▸ **THE PROBLEM**
Locate the word "ylabel" in the entries below, then gather every line that holds it.

Stored data entries:
++++++++++
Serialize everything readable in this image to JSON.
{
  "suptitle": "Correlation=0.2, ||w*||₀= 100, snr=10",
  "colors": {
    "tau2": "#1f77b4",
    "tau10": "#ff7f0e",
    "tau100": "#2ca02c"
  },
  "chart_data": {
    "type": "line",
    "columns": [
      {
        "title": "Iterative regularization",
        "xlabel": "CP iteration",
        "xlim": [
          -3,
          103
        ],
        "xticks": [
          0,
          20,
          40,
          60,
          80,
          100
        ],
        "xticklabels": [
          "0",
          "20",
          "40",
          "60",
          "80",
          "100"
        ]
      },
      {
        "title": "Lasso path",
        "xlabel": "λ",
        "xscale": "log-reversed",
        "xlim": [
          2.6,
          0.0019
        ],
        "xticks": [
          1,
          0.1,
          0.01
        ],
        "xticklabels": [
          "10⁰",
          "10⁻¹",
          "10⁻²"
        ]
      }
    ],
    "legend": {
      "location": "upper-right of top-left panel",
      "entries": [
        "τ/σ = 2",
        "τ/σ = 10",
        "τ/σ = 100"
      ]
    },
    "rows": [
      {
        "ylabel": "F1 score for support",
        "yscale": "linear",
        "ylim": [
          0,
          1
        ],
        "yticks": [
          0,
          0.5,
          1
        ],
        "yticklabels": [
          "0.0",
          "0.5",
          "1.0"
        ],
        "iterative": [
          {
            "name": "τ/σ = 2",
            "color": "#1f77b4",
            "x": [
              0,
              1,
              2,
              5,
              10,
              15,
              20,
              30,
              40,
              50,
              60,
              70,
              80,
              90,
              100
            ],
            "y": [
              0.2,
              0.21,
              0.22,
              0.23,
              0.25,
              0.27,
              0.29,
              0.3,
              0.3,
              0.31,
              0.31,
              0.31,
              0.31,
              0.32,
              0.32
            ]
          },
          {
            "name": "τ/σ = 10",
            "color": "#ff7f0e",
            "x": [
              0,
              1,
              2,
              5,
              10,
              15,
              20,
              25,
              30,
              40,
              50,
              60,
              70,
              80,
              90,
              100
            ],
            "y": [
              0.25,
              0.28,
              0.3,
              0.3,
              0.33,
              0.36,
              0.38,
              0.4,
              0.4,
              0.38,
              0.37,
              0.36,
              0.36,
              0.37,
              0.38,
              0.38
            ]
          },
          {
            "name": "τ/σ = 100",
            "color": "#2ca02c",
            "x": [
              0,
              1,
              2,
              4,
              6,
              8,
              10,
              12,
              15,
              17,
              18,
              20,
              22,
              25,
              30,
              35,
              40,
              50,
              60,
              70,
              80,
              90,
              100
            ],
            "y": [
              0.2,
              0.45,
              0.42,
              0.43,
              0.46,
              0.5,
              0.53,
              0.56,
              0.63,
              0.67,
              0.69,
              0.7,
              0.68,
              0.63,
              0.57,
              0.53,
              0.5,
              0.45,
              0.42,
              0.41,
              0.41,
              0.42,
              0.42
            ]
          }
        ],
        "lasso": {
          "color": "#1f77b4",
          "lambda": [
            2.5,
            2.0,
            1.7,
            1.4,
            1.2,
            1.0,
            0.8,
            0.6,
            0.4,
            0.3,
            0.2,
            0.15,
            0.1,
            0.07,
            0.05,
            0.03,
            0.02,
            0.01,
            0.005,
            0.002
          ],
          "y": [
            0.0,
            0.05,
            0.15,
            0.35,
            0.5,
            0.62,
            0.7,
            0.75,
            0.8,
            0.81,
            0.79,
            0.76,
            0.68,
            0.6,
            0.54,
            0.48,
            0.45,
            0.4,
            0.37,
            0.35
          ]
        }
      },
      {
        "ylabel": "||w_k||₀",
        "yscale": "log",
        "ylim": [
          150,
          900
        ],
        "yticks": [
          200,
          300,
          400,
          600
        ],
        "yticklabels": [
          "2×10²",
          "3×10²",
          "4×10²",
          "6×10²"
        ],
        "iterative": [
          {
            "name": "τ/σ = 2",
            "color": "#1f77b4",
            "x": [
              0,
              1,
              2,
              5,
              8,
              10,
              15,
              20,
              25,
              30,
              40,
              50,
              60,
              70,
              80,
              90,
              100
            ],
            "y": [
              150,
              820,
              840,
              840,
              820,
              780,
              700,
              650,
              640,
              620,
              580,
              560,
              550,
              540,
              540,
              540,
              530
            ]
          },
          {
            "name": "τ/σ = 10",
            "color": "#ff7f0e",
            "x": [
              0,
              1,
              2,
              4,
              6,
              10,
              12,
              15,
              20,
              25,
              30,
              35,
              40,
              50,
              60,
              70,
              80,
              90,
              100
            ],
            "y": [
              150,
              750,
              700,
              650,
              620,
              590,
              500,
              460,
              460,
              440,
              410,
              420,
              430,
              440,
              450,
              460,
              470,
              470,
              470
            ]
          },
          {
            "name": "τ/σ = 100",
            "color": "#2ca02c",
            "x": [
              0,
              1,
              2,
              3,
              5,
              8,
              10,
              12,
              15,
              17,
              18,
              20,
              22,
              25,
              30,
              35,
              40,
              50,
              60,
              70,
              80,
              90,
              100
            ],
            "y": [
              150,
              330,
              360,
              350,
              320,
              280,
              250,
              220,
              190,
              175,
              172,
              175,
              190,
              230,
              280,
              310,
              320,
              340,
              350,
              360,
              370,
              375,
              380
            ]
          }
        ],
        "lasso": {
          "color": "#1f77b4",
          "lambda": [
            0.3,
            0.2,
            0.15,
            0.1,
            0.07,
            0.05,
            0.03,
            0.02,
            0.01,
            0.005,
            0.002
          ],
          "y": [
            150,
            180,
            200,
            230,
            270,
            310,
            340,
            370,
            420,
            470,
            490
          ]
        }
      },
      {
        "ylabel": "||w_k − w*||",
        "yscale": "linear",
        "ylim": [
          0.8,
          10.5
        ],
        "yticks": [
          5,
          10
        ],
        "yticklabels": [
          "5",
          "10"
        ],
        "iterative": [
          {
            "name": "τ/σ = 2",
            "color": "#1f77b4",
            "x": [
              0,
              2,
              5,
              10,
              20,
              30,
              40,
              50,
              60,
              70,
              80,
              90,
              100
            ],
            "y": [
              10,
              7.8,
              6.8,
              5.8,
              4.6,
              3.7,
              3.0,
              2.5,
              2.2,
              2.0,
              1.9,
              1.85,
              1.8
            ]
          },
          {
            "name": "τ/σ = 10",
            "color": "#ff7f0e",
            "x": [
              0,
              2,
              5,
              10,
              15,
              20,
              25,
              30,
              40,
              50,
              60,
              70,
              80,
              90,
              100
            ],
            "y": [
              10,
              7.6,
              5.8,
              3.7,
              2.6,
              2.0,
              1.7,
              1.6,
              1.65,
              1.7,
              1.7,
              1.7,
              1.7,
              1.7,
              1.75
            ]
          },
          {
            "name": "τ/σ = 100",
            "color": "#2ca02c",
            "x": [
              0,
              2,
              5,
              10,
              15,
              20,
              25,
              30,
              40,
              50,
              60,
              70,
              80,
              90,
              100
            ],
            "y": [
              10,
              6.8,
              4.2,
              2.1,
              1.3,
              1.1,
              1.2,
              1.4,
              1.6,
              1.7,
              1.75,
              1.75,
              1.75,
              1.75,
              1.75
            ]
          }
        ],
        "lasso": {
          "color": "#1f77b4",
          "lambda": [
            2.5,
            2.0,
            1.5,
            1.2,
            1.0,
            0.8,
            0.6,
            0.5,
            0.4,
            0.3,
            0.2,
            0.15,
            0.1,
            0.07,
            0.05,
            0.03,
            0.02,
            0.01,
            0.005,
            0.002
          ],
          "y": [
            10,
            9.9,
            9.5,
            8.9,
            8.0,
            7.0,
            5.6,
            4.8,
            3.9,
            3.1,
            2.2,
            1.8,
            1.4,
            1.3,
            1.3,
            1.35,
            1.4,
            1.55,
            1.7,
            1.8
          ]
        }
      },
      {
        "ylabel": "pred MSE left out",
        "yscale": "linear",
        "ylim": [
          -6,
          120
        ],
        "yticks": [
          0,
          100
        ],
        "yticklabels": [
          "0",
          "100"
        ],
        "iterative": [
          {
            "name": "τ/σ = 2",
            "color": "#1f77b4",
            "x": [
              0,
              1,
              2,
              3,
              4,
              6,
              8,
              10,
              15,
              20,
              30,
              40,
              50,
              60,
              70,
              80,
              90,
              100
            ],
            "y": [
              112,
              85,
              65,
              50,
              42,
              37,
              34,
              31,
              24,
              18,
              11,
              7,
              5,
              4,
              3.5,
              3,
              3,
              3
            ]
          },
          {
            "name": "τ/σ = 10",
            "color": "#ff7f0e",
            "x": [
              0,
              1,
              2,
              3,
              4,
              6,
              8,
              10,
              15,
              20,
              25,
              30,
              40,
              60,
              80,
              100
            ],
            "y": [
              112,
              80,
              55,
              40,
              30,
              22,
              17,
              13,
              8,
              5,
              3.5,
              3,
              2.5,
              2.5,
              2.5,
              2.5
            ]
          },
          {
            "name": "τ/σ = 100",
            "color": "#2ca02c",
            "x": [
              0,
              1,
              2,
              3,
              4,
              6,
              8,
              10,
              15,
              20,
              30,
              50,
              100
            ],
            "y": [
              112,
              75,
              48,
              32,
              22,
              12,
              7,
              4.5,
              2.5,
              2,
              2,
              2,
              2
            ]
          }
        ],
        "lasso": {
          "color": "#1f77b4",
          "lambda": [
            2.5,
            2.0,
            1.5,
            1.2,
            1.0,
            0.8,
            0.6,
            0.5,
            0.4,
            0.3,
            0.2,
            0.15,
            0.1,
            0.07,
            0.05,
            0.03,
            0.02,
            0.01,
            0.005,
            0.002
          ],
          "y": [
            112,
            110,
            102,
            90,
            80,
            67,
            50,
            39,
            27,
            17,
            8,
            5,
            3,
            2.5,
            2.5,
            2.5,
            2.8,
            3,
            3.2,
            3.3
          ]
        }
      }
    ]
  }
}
++++++++++
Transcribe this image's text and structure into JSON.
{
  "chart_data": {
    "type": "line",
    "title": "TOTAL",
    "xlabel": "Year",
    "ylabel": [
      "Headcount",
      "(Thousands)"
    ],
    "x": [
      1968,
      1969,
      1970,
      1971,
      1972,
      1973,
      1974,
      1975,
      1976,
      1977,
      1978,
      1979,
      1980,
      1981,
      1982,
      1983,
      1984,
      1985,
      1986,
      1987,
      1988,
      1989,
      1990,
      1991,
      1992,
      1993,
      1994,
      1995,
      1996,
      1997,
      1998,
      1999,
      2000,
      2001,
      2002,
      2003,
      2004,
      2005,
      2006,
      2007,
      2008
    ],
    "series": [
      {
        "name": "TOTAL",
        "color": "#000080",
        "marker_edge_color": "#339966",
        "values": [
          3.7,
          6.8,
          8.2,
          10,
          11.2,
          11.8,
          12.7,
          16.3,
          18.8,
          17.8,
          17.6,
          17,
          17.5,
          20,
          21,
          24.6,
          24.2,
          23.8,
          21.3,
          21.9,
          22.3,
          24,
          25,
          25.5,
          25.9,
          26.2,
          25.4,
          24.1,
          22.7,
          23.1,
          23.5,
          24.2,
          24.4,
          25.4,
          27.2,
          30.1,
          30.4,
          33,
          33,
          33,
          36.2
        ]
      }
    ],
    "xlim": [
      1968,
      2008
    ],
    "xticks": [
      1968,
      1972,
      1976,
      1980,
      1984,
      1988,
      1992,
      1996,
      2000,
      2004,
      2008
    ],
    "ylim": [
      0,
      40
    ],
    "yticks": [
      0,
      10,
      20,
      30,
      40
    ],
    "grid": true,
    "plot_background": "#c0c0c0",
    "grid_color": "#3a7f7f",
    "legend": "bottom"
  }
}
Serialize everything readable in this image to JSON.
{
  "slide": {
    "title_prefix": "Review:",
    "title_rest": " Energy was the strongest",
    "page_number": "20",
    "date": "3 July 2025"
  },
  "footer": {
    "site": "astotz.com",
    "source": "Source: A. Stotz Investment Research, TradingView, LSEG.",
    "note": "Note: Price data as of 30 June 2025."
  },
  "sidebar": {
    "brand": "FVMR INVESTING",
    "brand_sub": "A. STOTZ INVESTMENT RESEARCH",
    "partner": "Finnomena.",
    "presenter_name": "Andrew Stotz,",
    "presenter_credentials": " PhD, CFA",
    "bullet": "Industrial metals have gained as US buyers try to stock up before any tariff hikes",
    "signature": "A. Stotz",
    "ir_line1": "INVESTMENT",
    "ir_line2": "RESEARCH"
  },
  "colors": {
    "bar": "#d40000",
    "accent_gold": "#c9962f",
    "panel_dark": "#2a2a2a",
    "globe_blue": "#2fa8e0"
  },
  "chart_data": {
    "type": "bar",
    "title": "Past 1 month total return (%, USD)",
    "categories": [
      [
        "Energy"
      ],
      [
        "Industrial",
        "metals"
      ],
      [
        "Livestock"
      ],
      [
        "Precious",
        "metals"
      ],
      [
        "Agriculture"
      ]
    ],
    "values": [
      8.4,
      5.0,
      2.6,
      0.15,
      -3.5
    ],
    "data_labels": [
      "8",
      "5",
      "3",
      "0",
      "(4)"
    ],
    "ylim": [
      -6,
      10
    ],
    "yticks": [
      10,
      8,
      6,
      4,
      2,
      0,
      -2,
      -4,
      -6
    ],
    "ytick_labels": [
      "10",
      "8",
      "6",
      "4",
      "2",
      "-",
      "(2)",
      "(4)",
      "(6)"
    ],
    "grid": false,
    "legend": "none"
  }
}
++++++++++
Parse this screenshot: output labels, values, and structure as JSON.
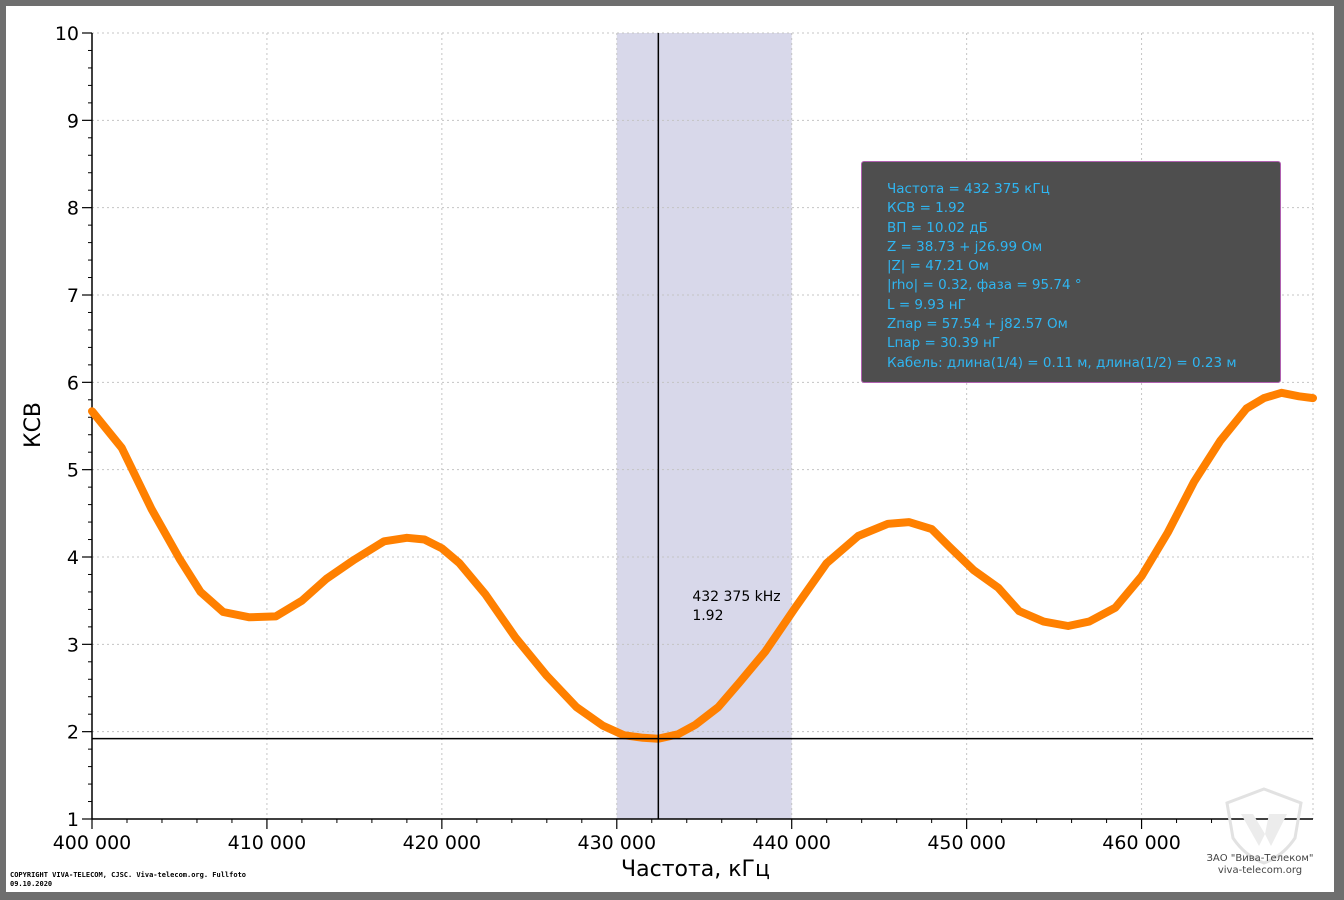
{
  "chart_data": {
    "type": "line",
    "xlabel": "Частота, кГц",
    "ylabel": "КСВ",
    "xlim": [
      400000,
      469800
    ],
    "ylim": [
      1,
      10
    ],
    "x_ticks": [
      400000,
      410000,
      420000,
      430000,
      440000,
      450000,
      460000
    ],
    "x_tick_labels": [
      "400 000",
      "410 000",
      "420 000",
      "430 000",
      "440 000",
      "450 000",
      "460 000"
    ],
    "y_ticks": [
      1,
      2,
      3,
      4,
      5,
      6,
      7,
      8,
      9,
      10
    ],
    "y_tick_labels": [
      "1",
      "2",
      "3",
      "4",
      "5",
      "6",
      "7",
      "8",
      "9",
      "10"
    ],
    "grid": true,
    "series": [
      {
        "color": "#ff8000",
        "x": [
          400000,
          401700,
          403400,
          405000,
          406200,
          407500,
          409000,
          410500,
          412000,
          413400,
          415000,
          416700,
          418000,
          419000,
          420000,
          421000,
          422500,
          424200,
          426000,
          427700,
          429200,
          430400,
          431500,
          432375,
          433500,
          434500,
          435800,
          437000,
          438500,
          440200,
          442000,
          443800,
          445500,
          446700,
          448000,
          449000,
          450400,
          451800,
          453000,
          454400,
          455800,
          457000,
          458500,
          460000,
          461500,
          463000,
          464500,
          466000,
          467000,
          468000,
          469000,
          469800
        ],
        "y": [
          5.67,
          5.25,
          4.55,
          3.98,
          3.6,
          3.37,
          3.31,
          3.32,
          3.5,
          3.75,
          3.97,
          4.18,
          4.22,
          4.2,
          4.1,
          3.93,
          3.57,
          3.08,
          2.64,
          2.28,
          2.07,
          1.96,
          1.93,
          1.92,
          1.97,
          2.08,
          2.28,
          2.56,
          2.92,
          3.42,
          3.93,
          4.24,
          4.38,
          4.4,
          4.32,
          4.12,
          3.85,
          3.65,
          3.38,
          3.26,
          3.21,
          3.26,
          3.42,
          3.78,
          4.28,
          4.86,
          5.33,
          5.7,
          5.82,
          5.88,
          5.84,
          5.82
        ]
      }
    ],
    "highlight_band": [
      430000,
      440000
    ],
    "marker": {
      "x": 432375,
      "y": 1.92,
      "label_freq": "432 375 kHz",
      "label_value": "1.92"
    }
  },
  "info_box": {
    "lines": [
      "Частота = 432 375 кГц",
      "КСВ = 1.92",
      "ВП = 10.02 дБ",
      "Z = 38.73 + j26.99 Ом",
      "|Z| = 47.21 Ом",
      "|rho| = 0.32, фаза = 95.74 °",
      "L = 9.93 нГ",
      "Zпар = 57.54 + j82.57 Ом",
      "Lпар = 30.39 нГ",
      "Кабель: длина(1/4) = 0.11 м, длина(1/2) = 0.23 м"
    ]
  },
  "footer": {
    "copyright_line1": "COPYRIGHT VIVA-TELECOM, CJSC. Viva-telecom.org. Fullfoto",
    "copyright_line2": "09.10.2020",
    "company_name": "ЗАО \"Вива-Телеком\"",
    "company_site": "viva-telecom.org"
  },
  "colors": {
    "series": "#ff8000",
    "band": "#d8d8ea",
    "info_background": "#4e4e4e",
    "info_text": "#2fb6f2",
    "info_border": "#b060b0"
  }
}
++++++++++
▸ **ANSWER TO THE TASK**
        "ylabel": "F1 score for support",
        "ylabel": "||w_k||₀",
        "ylabel": "||w_k − w*||",
        "ylabel": "pred MSE left out",
    "ylabel": [
    "ylabel": "КСВ",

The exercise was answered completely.